- _WHAT THIS TASK INVOLVES_: Search the data for the word "Consulta" and copy every line that contains it.

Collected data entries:
▼
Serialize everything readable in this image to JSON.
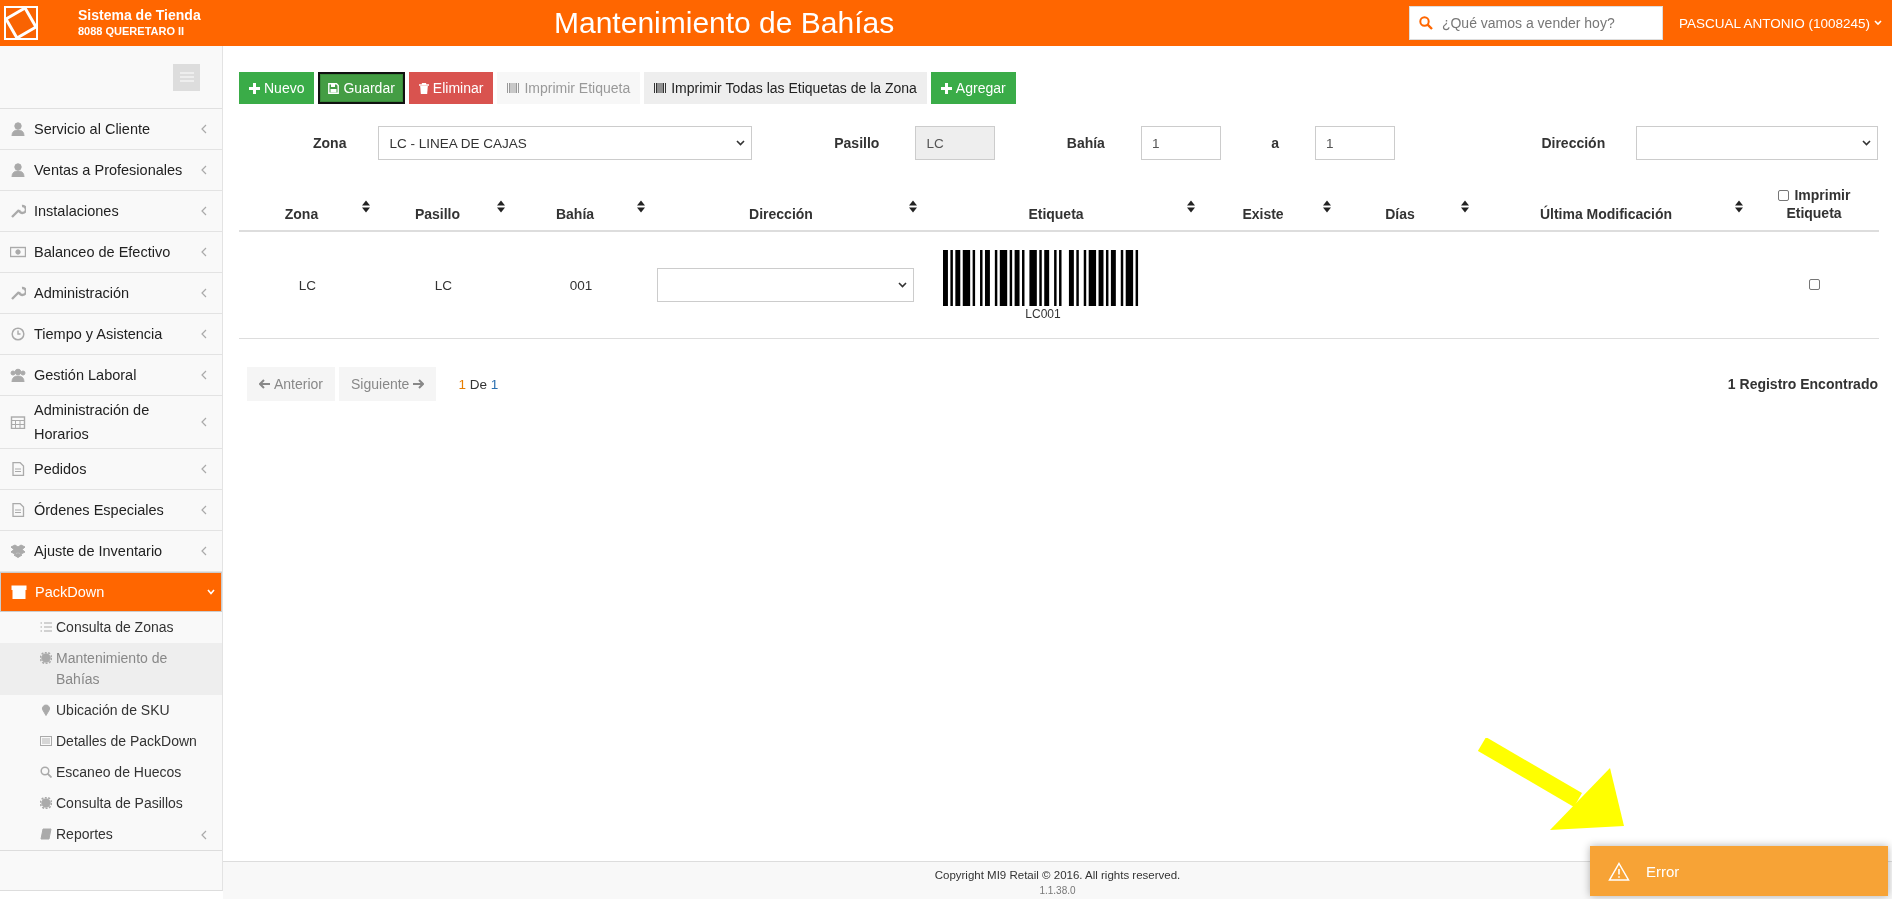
{
  "header": {
    "brand": "Sistema de Tienda",
    "store": "8088 QUERETARO II",
    "title": "Mantenimiento de Bahías",
    "search": {
      "placeholder": "¿Qué vamos a vender hoy?"
    },
    "user": "PASCUAL ANTONIO (1008245)"
  },
  "sidebar": {
    "items": [
      {
        "label": "Servicio al Cliente",
        "selected": false,
        "expanded": false
      },
      {
        "label": "Ventas a Profesionales",
        "selected": false,
        "expanded": false
      },
      {
        "label": "Instalaciones",
        "selected": false,
        "expanded": false
      },
      {
        "label": "Balanceo de Efectivo",
        "selected": false,
        "expanded": false
      },
      {
        "label": "Administración",
        "selected": false,
        "expanded": false
      },
      {
        "label": "Tiempo y Asistencia",
        "selected": false,
        "expanded": false
      },
      {
        "label": "Gestión Laboral",
        "selected": false,
        "expanded": false
      },
      {
        "label": "Administración de Horarios",
        "selected": false,
        "expanded": false
      },
      {
        "label": "Pedidos",
        "selected": false,
        "expanded": false
      },
      {
        "label": "Órdenes Especiales",
        "selected": false,
        "expanded": false
      },
      {
        "label": "Ajuste de Inventario",
        "selected": false,
        "expanded": false
      },
      {
        "label": "PackDown",
        "selected": true,
        "expanded": true,
        "children": [
          {
            "label": "Consulta de Zonas",
            "selected": false,
            "has_submenu": false
          },
          {
            "label": "Mantenimiento de Bahías",
            "selected": true,
            "has_submenu": false
          },
          {
            "label": "Ubicación de SKU",
            "selected": false,
            "has_submenu": false
          },
          {
            "label": "Detalles de PackDown",
            "selected": false,
            "has_submenu": false
          },
          {
            "label": "Escaneo de Huecos",
            "selected": false,
            "has_submenu": false
          },
          {
            "label": "Consulta de Pasillos",
            "selected": false,
            "has_submenu": false
          },
          {
            "label": "Reportes",
            "selected": false,
            "has_submenu": true
          }
        ]
      }
    ]
  },
  "toolbar": [
    {
      "label": "Nuevo",
      "kind": "new",
      "disabled": false,
      "focused": false
    },
    {
      "label": "Guardar",
      "kind": "save",
      "disabled": false,
      "focused": true
    },
    {
      "label": "Eliminar",
      "kind": "delete",
      "disabled": false,
      "focused": false
    },
    {
      "label": "Imprimir Etiqueta",
      "kind": "print",
      "disabled": true,
      "focused": false
    },
    {
      "label": "Imprimir Todas las Etiquetas de la Zona",
      "kind": "print",
      "disabled": false,
      "focused": false
    },
    {
      "label": "Agregar",
      "kind": "new",
      "disabled": false,
      "focused": false
    }
  ],
  "form": {
    "zona": {
      "label": "Zona",
      "value": "LC - LINEA DE CAJAS"
    },
    "pasillo": {
      "label": "Pasillo",
      "value": "LC"
    },
    "bahia": {
      "label": "Bahía",
      "value": "1"
    },
    "a": {
      "label": "a",
      "value": "1"
    },
    "direccion": {
      "label": "Dirección"
    }
  },
  "table": {
    "columns": [
      {
        "label": "Zona",
        "kind": "sortable"
      },
      {
        "label": "Pasillo",
        "kind": "sortable"
      },
      {
        "label": "Bahía",
        "kind": "sortable"
      },
      {
        "label": "Dirección",
        "kind": "sortable"
      },
      {
        "label": "Etiqueta",
        "kind": "sortable"
      },
      {
        "label": "Existe",
        "kind": "sortable"
      },
      {
        "label": "Días",
        "kind": "sortable"
      },
      {
        "label": "Última Modificación",
        "kind": "sortable"
      },
      {
        "label": "Imprimir Etiqueta",
        "kind": "checkbox",
        "checked": false
      }
    ],
    "rows": [
      {
        "zona": "LC",
        "pasillo": "LC",
        "bahia": "001",
        "etiqueta": "LC001",
        "imprimir": false
      }
    ]
  },
  "pagination": {
    "previous": "Anterior",
    "next": "Siguiente",
    "page": "1",
    "of": "De",
    "total": "1",
    "count": "1 Registro Encontrado"
  },
  "footer": {
    "copyright": "Copyright MI9 Retail © 2016. All rights reserved.",
    "version": "1.1.38.0"
  },
  "toast": {
    "message": "Error"
  }
}
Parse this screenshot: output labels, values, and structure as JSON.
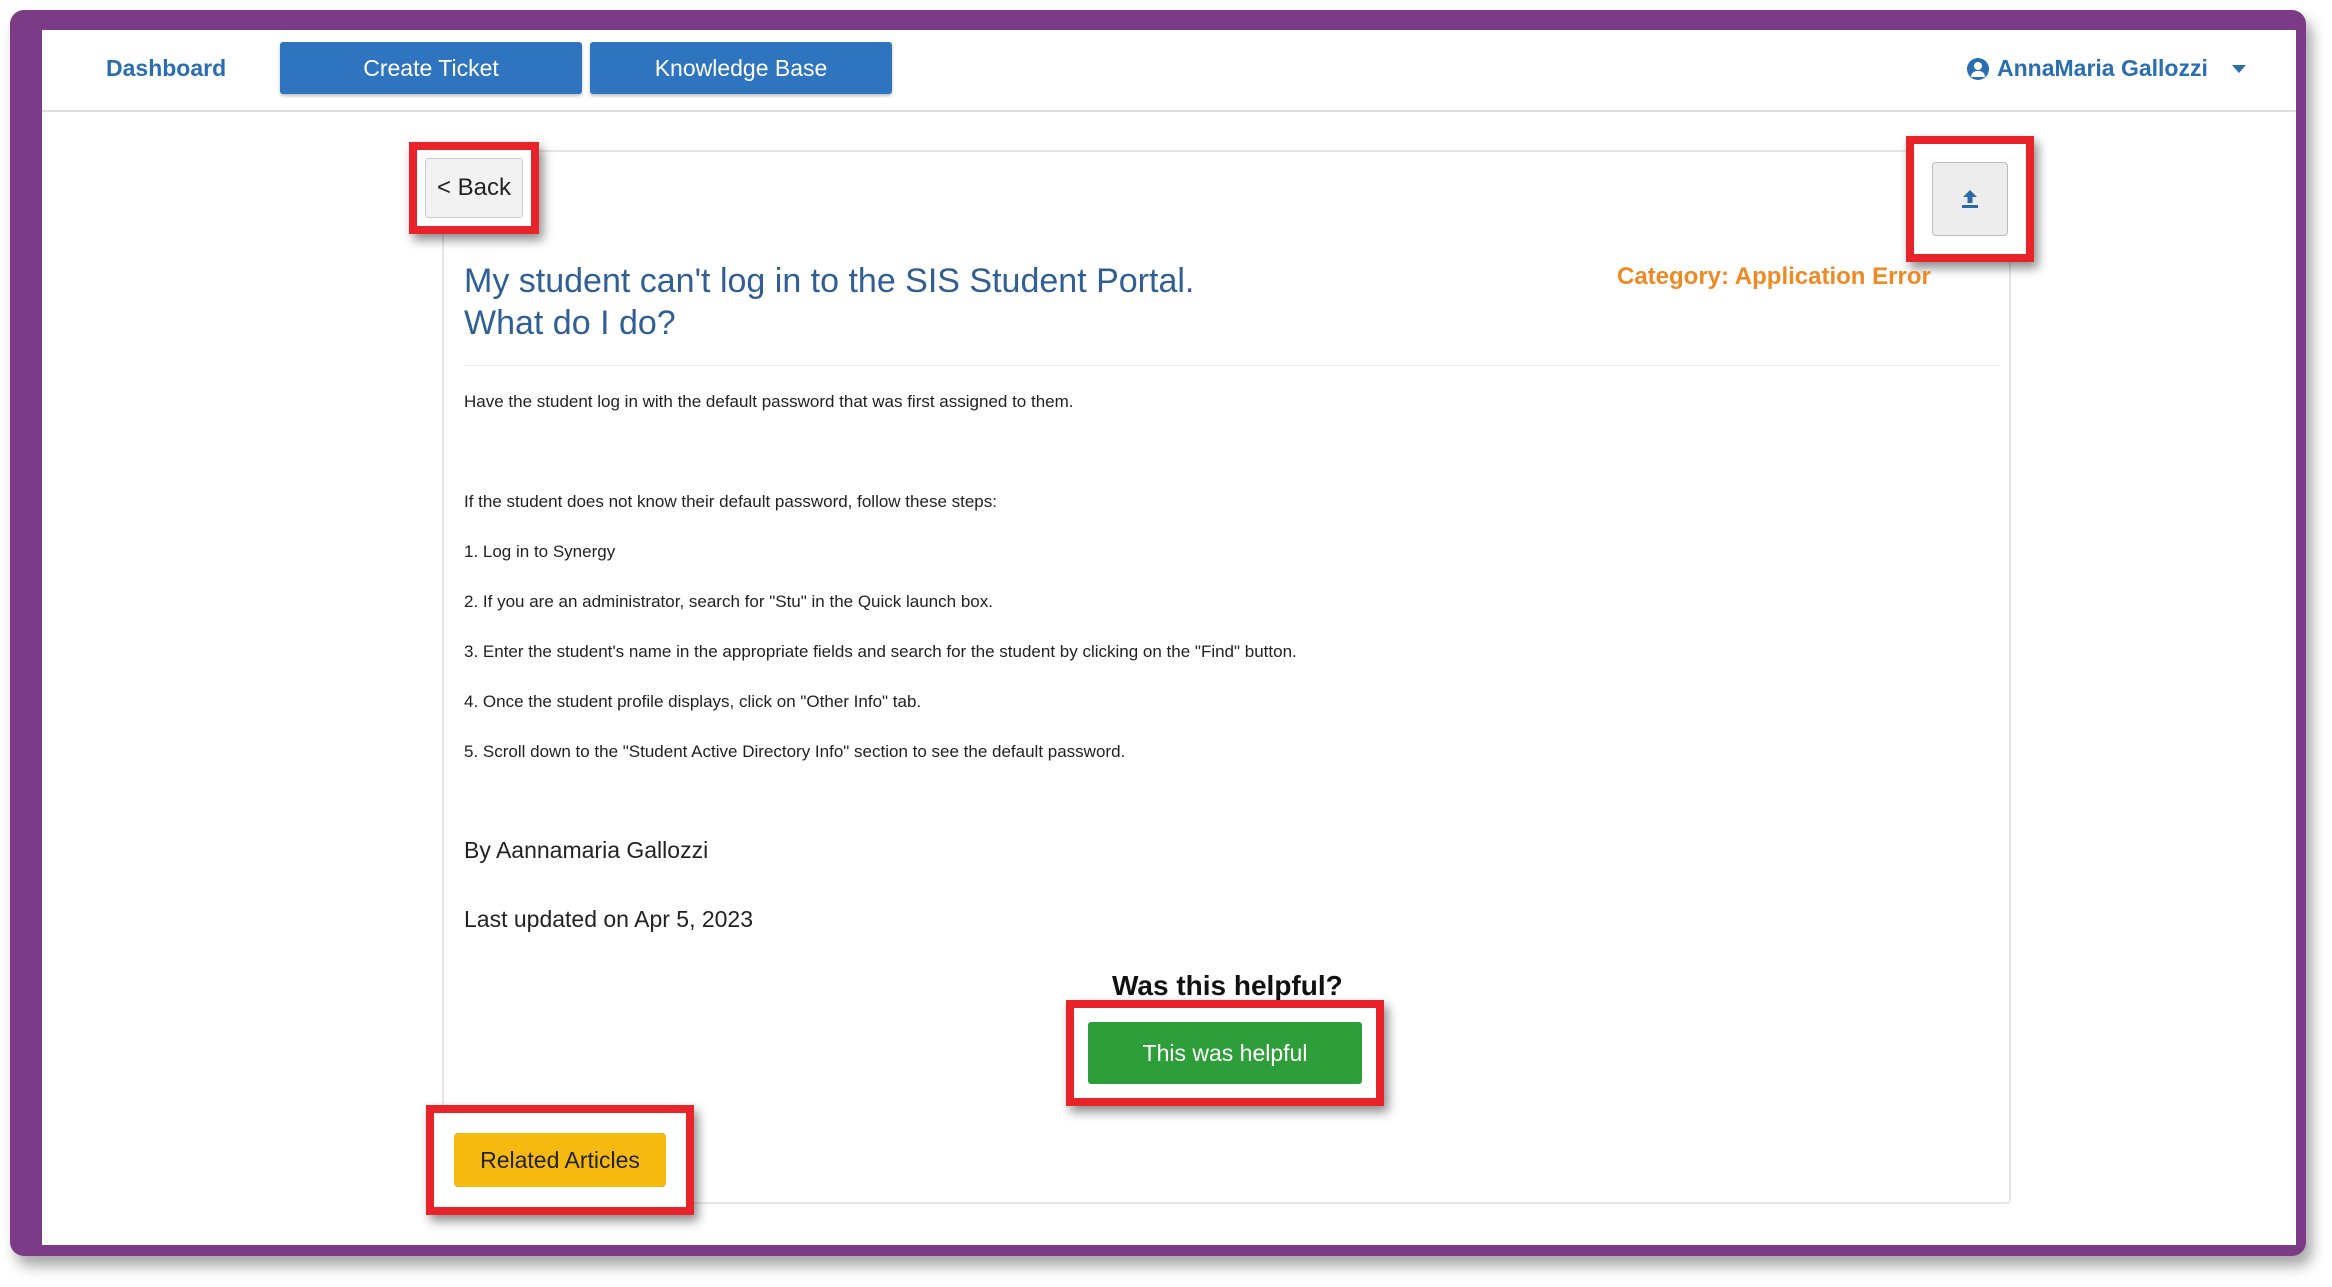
▲
- _FINAL RESULT_:
            "label": "Consulta de Zonas",
            "label": "Consulta de Pasillos",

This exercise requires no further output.